| What to do |
Each line containing the word "Flexible" should be found and copied.

| Data records |
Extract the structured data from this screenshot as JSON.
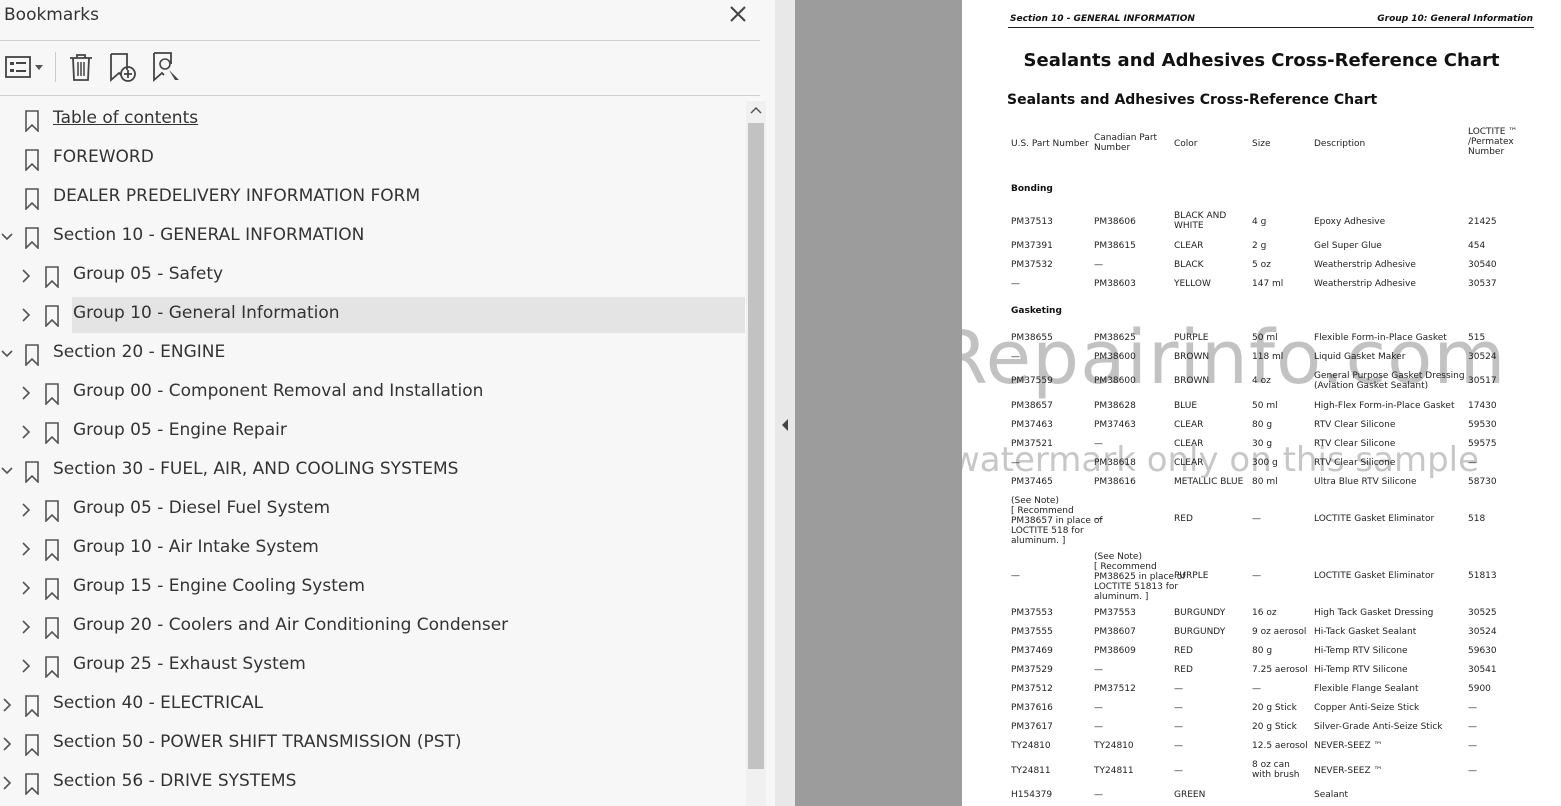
{
  "panel": {
    "title": "Bookmarks",
    "items": [
      {
        "label": "Table of contents",
        "level": 0,
        "expander": "none",
        "link": true
      },
      {
        "label": "FOREWORD",
        "level": 0,
        "expander": "none"
      },
      {
        "label": "DEALER PREDELIVERY INFORMATION FORM",
        "level": 0,
        "expander": "none"
      },
      {
        "label": "Section 10 - GENERAL INFORMATION",
        "level": 0,
        "expander": "open"
      },
      {
        "label": "Group 05 - Safety",
        "level": 1,
        "expander": "closed"
      },
      {
        "label": "Group 10 - General Information",
        "level": 1,
        "expander": "closed",
        "selected": true
      },
      {
        "label": "Section 20 - ENGINE",
        "level": 0,
        "expander": "open"
      },
      {
        "label": "Group 00 - Component Removal and Installation",
        "level": 1,
        "expander": "closed"
      },
      {
        "label": "Group 05 - Engine Repair",
        "level": 1,
        "expander": "closed"
      },
      {
        "label": "Section 30 - FUEL, AIR, AND COOLING SYSTEMS",
        "level": 0,
        "expander": "open"
      },
      {
        "label": "Group 05 - Diesel Fuel System",
        "level": 1,
        "expander": "closed"
      },
      {
        "label": "Group 10 - Air Intake System",
        "level": 1,
        "expander": "closed"
      },
      {
        "label": "Group 15 - Engine Cooling System",
        "level": 1,
        "expander": "closed"
      },
      {
        "label": "Group 20 - Coolers and Air Conditioning Condenser",
        "level": 1,
        "expander": "closed"
      },
      {
        "label": "Group 25 - Exhaust System",
        "level": 1,
        "expander": "closed"
      },
      {
        "label": "Section 40 - ELECTRICAL",
        "level": 0,
        "expander": "closed"
      },
      {
        "label": "Section 50 - POWER SHIFT TRANSMISSION (PST)",
        "level": 0,
        "expander": "closed"
      },
      {
        "label": "Section 56 - DRIVE SYSTEMS",
        "level": 0,
        "expander": "closed"
      }
    ]
  },
  "document": {
    "header_left": "Section 10 - GENERAL INFORMATION",
    "header_right": "Group 10: General Information",
    "title": "Sealants and Adhesives Cross-Reference Chart",
    "subtitle": "Sealants and Adhesives Cross-Reference Chart",
    "columns": [
      "U.S. Part Number",
      "Canadian Part\nNumber",
      "Color",
      "Size",
      "Description",
      "LOCTITE ™\n/Permatex\nNumber"
    ],
    "categories": [
      {
        "name": "Bonding"
      },
      {
        "name": "Gasketing"
      }
    ],
    "rows": [
      [
        "PM37513",
        "PM38606",
        "BLACK AND\nWHITE",
        "4 g",
        "Epoxy Adhesive",
        "21425"
      ],
      [
        "PM37391",
        "PM38615",
        "CLEAR",
        "2 g",
        "Gel Super Glue",
        "454"
      ],
      [
        "PM37532",
        "—",
        "BLACK",
        "5 oz",
        "Weatherstrip Adhesive",
        "30540"
      ],
      [
        "—",
        "PM38603",
        "YELLOW",
        "147 ml",
        "Weatherstrip Adhesive",
        "30537"
      ],
      [
        "PM38655",
        "PM38625",
        "PURPLE",
        "50 ml",
        "Flexible Form-in-Place Gasket",
        "515"
      ],
      [
        "—",
        "PM38600",
        "BROWN",
        "118 ml",
        "Liquid Gasket Maker",
        "30524"
      ],
      [
        "PM37559",
        "PM38600",
        "BROWN",
        "4 oz",
        "General Purpose Gasket Dressing\n(Aviation Gasket Sealant)",
        "30517"
      ],
      [
        "PM38657",
        "PM38628",
        "BLUE",
        "50 ml",
        "High-Flex Form-in-Place Gasket",
        "17430"
      ],
      [
        "PM37463",
        "PM37463",
        "CLEAR",
        "80 g",
        "RTV Clear Silicone",
        "59530"
      ],
      [
        "PM37521",
        "—",
        "CLEAR",
        "30 g",
        "RTV Clear Silicone",
        "59575"
      ],
      [
        "—",
        "PM38618",
        "CLEAR",
        "300 g",
        "RTV Clear Silicone",
        "—"
      ],
      [
        "PM37465",
        "PM38616",
        "METALLIC BLUE",
        "80 ml",
        "Ultra Blue RTV Silicone",
        "58730"
      ],
      [
        "(See Note)\n[ Recommend\nPM38657 in place of\nLOCTITE 518 for\naluminum. ]",
        "—",
        "RED",
        "—",
        "LOCTITE Gasket Eliminator",
        "518"
      ],
      [
        "—",
        "(See Note)\n[ Recommend\nPM38625 in place of\nLOCTITE 51813 for\naluminum. ]",
        "PURPLE",
        "—",
        "LOCTITE Gasket Eliminator",
        "51813"
      ],
      [
        "PM37553",
        "PM37553",
        "BURGUNDY",
        "16 oz",
        "High Tack Gasket Dressing",
        "30525"
      ],
      [
        "PM37555",
        "PM38607",
        "BURGUNDY",
        "9 oz aerosol",
        "Hi-Tack Gasket Sealant",
        "30524"
      ],
      [
        "PM37469",
        "PM38609",
        "RED",
        "80 g",
        "Hi-Temp RTV Silicone",
        "59630"
      ],
      [
        "PM37529",
        "—",
        "RED",
        "7.25 aerosol",
        "Hi-Temp RTV Silicone",
        "30541"
      ],
      [
        "PM37512",
        "PM37512",
        "—",
        "—",
        "Flexible Flange Sealant",
        "5900"
      ],
      [
        "PM37616",
        "—",
        "—",
        "20 g Stick",
        "Copper Anti-Seize Stick",
        "—"
      ],
      [
        "PM37617",
        "—",
        "—",
        "20 g Stick",
        "Silver-Grade Anti-Seize Stick",
        "—"
      ],
      [
        "TY24810",
        "TY24810",
        "—",
        "12.5 aerosol",
        "NEVER-SEEZ ™",
        "—"
      ],
      [
        "TY24811",
        "TY24811",
        "—",
        "8 oz can\nwith brush",
        "NEVER-SEEZ ™",
        "—"
      ],
      [
        "H154379",
        "—",
        "GREEN",
        "",
        "Sealant",
        ""
      ]
    ],
    "watermark": "eRepairinfo.com",
    "watermark_note": "watermark only on this sample"
  }
}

| Answer for this exercise |
        "Flexible Form-in-Place Gasket",
        "Flexible Flange Sealant",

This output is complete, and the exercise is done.